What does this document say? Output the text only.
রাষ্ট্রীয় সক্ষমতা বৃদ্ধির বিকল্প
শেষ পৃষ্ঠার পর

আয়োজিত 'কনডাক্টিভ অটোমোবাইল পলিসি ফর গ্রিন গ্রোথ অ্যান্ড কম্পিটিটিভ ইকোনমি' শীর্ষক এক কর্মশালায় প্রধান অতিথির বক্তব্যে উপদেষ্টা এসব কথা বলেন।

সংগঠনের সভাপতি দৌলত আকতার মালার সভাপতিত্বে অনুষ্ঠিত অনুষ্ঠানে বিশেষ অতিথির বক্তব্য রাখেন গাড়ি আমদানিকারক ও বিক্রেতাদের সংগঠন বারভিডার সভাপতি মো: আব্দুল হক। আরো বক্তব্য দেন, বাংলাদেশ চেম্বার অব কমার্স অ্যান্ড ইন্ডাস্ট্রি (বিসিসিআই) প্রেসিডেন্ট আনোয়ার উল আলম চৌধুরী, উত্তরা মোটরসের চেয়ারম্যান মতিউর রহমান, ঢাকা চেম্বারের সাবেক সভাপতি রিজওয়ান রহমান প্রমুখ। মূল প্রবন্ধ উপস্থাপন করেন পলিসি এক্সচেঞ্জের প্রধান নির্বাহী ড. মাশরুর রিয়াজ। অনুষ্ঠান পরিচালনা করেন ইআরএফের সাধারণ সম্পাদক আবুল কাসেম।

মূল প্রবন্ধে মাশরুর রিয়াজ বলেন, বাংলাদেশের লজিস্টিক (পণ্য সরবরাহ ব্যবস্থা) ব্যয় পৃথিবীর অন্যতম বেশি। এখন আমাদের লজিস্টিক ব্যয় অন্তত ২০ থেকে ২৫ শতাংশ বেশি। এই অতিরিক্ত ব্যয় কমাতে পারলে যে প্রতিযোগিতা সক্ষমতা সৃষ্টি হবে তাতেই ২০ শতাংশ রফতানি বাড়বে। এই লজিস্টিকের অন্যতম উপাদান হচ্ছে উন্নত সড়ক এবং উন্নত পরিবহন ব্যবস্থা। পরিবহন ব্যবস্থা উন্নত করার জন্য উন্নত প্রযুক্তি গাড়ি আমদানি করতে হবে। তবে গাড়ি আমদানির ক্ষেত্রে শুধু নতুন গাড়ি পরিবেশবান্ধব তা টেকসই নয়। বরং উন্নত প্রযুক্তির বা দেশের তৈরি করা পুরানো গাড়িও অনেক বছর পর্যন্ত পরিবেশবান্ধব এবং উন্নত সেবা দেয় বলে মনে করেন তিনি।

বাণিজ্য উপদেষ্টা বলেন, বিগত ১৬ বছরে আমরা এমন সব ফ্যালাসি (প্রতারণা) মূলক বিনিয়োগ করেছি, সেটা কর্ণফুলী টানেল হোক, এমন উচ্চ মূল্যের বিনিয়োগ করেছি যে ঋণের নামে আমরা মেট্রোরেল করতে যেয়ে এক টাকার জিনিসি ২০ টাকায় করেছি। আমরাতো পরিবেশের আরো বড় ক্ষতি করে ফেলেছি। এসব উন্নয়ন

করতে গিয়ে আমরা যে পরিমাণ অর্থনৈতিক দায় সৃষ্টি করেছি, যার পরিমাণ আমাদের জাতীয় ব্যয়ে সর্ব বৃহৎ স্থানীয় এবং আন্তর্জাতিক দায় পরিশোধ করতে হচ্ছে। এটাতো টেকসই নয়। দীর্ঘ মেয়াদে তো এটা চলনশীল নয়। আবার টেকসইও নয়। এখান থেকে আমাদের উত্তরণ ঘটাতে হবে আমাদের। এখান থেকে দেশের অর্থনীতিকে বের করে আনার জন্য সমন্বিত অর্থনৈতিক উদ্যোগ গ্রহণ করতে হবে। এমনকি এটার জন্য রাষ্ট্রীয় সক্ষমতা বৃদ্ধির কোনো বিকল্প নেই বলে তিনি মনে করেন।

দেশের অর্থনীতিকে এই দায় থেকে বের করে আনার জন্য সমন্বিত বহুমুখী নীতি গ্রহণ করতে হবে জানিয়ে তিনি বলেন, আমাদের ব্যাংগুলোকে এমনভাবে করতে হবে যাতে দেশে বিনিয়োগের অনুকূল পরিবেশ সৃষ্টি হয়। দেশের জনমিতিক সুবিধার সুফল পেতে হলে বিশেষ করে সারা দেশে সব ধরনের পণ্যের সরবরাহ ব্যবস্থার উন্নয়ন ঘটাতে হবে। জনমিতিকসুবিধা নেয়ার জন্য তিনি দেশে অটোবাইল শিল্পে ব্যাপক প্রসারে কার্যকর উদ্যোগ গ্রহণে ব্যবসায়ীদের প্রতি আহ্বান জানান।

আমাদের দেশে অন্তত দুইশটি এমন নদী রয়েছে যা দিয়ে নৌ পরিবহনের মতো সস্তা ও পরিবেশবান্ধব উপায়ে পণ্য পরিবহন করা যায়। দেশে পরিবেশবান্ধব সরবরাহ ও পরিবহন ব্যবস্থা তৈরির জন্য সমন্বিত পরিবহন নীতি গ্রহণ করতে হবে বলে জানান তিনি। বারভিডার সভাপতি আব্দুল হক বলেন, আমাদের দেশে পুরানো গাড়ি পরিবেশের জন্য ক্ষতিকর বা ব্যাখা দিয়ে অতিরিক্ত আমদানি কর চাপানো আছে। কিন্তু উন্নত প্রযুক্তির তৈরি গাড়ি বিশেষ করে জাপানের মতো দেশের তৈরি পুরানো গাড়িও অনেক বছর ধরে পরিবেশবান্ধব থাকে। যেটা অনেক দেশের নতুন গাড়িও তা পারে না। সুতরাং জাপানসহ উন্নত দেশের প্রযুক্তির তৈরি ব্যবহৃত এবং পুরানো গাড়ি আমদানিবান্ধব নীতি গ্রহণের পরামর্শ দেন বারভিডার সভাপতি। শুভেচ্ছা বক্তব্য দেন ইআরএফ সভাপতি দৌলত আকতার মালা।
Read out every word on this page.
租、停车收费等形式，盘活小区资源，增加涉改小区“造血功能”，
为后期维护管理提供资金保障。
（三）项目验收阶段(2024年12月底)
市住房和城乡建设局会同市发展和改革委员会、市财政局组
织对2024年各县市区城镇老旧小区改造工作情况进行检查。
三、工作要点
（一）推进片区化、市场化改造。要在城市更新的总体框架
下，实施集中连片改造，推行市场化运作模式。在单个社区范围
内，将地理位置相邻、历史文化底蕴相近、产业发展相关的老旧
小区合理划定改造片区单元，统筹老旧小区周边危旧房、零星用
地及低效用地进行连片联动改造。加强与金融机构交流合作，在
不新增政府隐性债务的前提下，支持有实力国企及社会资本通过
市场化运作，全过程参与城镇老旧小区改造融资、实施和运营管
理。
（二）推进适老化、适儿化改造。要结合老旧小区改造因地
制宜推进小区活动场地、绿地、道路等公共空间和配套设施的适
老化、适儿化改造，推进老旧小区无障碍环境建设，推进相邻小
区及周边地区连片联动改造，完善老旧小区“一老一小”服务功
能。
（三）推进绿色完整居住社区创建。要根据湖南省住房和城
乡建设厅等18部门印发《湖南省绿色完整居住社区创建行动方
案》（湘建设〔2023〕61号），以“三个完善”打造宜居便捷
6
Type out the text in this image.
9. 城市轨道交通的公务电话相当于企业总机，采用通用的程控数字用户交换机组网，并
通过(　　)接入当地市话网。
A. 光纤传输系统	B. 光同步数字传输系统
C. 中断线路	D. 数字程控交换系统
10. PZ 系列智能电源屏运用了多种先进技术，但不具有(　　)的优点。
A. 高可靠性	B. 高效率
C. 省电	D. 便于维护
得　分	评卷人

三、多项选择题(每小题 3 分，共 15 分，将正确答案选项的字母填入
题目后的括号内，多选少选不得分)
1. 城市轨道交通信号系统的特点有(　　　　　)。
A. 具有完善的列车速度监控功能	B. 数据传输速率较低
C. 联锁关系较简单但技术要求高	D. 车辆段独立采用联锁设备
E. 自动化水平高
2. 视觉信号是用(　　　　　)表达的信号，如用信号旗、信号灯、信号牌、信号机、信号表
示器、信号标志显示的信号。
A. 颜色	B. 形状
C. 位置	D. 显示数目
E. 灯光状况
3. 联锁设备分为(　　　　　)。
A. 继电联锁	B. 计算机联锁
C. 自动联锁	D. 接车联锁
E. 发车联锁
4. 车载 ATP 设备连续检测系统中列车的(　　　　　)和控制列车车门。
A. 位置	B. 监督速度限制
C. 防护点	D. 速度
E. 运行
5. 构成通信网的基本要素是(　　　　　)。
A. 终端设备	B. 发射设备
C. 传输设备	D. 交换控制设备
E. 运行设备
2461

════════════════

**Instruction:**
Everything from the line with "Type out the text in this image." to the end of the listing above needs to be duplicated exactly, both end lines included, with nothing more.

**Result for this task:**
Type out the text in this image.
9. 城市轨道交通的公务电话相当于企业总机，采用通用的程控数字用户交换机组网，并
通过(　　)接入当地市话网。
A. 光纤传输系统	B. 光同步数字传输系统
C. 中断线路	D. 数字程控交换系统
10. PZ 系列智能电源屏运用了多种先进技术，但不具有(　　)的优点。
A. 高可靠性	B. 高效率
C. 省电	D. 便于维护
得　分	评卷人

三、多项选择题(每小题 3 分，共 15 分，将正确答案选项的字母填入
题目后的括号内，多选少选不得分)
1. 城市轨道交通信号系统的特点有(　　　　　)。
A. 具有完善的列车速度监控功能	B. 数据传输速率较低
C. 联锁关系较简单但技术要求高	D. 车辆段独立采用联锁设备
E. 自动化水平高
2. 视觉信号是用(　　　　　)表达的信号，如用信号旗、信号灯、信号牌、信号机、信号表
示器、信号标志显示的信号。
A. 颜色	B. 形状
C. 位置	D. 显示数目
E. 灯光状况
3. 联锁设备分为(　　　　　)。
A. 继电联锁	B. 计算机联锁
C. 自动联锁	D. 接车联锁
E. 发车联锁
4. 车载 ATP 设备连续检测系统中列车的(　　　　　)和控制列车车门。
A. 位置	B. 监督速度限制
C. 防护点	D. 速度
E. 运行
5. 构成通信网的基本要素是(　　　　　)。
A. 终端设备	B. 发射设备
C. 传输设备	D. 交换控制设备
E. 运行设备
2461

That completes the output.